Items from a data source
□ □ □ □ □ □ □

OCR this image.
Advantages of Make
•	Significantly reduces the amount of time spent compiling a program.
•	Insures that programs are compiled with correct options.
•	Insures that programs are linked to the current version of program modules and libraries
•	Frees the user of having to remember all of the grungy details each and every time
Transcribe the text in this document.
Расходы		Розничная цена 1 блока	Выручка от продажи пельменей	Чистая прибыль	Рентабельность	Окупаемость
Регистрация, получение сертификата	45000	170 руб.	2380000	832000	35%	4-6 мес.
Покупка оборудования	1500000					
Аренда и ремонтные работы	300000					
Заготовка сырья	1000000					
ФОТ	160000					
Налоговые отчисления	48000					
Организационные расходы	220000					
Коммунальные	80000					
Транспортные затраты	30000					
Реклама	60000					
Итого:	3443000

□ □ □ □ □ □ □

> [Short task] Write out the material exactly as given.

> [Completed task]
OCR this image.
Advantages of Make
•	Significantly reduces the amount of time spent compiling a program.
•	Insures that programs are compiled with correct options.
•	Insures that programs are linked to the current version of program modules and libraries
•	Frees the user of having to remember all of the grungy details each and every time
Transcribe the text in this document.
Расходы		Розничная цена 1 блока	Выручка от продажи пельменей	Чистая прибыль	Рентабельность	Окупаемость
Регистрация, получение сертификата	45000	170 руб.	2380000	832000	35%	4-6 мес.
Покупка оборудования	1500000					
Аренда и ремонтные работы	300000					
Заготовка сырья	1000000					
ФОТ	160000					
Налоговые отчисления	48000					
Организационные расходы	220000					
Коммунальные	80000					
Транспортные затраты	30000					
Реклама	60000					
Итого:	3443000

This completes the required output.